Material for the task —
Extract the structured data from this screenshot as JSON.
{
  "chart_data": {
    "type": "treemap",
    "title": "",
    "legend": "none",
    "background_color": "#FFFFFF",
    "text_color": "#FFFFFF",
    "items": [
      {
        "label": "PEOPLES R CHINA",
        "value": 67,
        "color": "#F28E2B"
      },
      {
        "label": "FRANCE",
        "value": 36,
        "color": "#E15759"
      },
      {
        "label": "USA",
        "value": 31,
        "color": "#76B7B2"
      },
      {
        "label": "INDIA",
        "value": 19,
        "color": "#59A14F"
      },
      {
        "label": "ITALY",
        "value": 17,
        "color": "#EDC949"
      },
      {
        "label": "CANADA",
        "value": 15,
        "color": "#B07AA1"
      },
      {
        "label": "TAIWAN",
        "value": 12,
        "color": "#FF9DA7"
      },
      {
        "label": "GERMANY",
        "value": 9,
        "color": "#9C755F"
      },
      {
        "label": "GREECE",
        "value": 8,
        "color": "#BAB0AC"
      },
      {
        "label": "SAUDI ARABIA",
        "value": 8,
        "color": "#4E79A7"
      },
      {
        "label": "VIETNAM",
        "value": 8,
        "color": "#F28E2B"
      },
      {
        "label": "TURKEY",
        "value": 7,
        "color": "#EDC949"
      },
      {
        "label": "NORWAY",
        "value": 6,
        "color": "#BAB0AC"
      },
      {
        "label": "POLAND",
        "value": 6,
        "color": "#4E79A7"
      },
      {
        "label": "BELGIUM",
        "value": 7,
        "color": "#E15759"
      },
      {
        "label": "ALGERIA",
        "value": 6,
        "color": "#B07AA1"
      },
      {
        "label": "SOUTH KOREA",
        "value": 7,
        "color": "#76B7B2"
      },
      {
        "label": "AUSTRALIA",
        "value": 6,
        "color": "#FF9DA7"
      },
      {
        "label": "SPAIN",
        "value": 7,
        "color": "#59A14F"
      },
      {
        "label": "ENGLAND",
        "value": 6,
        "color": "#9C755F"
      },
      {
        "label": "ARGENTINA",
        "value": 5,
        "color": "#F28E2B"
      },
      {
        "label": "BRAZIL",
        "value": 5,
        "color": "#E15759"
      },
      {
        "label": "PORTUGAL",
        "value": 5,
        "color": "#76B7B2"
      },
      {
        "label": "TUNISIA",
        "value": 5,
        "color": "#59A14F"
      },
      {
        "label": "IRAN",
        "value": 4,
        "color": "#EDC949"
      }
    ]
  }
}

What to work on — Report every line containing the word "FFFFFF" from the listing above.

Response to this task —
    "background_color": "#FFFFFF",
    "text_color": "#FFFFFF",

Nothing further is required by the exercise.